### REQUEST
For this exercise, repeat all of the material verbatim apart from its images.

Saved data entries

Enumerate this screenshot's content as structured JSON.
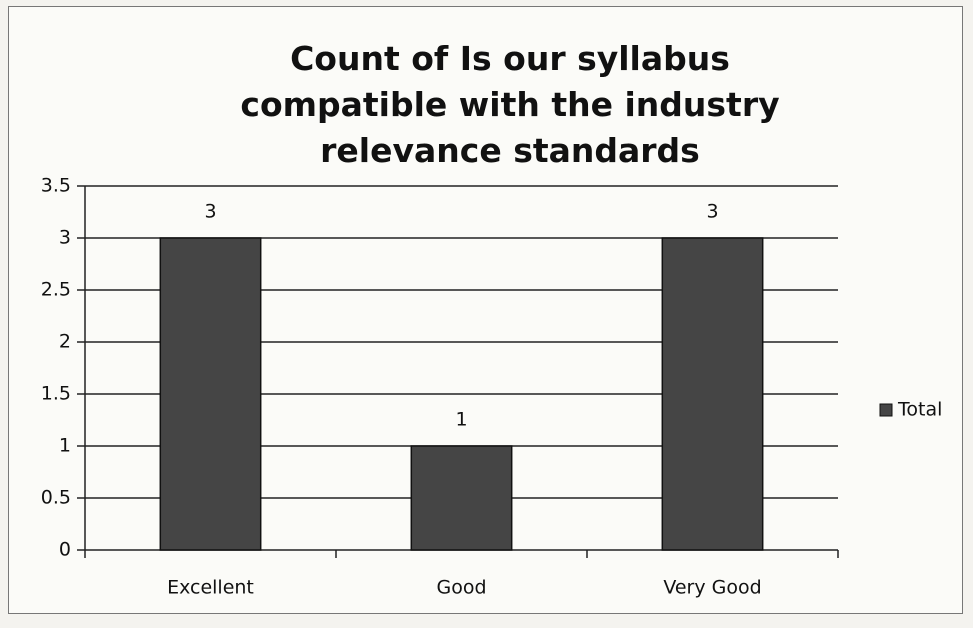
{
  "chart_data": {
    "type": "bar",
    "title": "Count of Is our syllabus compatible with the industry relevance standards",
    "categories": [
      "Excellent",
      "Good",
      "Very Good"
    ],
    "series": [
      {
        "name": "Total",
        "color": "#454545",
        "values": [
          3,
          1,
          3
        ]
      }
    ],
    "ylim": [
      0,
      3.5
    ],
    "yticks": [
      0,
      0.5,
      1,
      1.5,
      2,
      2.5,
      3,
      3.5
    ],
    "grid": true,
    "legend": "right"
  }
}
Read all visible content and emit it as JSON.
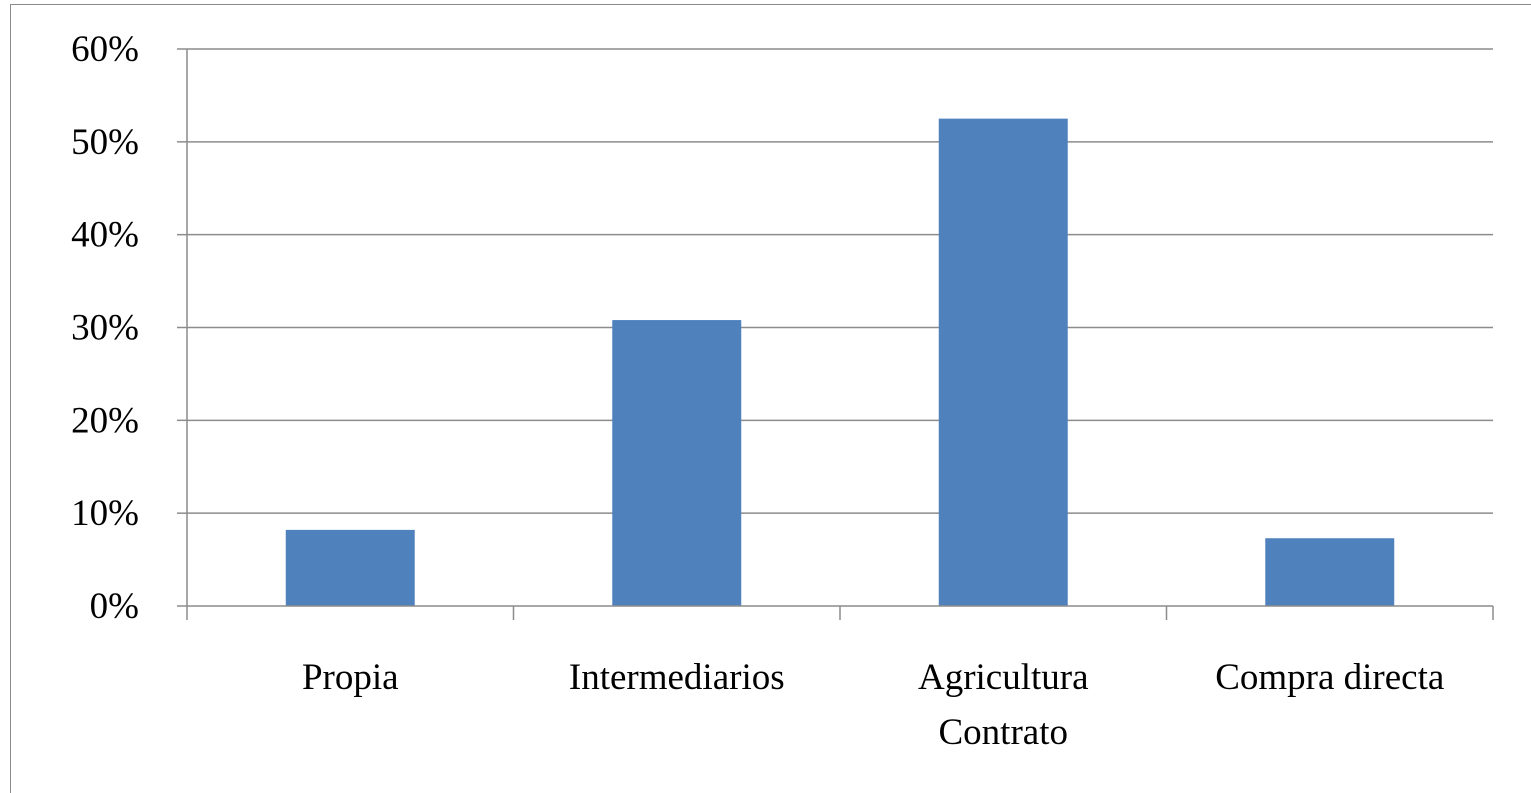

### CORRECT RESULT
Enumerate this screenshot's content as structured JSON.
{
  "chart_data": {
    "type": "bar",
    "title": "Count of Is our syllabus compatible with the industry relevance standards",
    "categories": [
      "Excellent",
      "Good",
      "Very Good"
    ],
    "series": [
      {
        "name": "Total",
        "color": "#454545",
        "values": [
          3,
          1,
          3
        ]
      }
    ],
    "ylim": [
      0,
      3.5
    ],
    "yticks": [
      0,
      0.5,
      1,
      1.5,
      2,
      2.5,
      3,
      3.5
    ],
    "grid": true,
    "legend": "right"
  }
}
Read all visible content and emit it as JSON.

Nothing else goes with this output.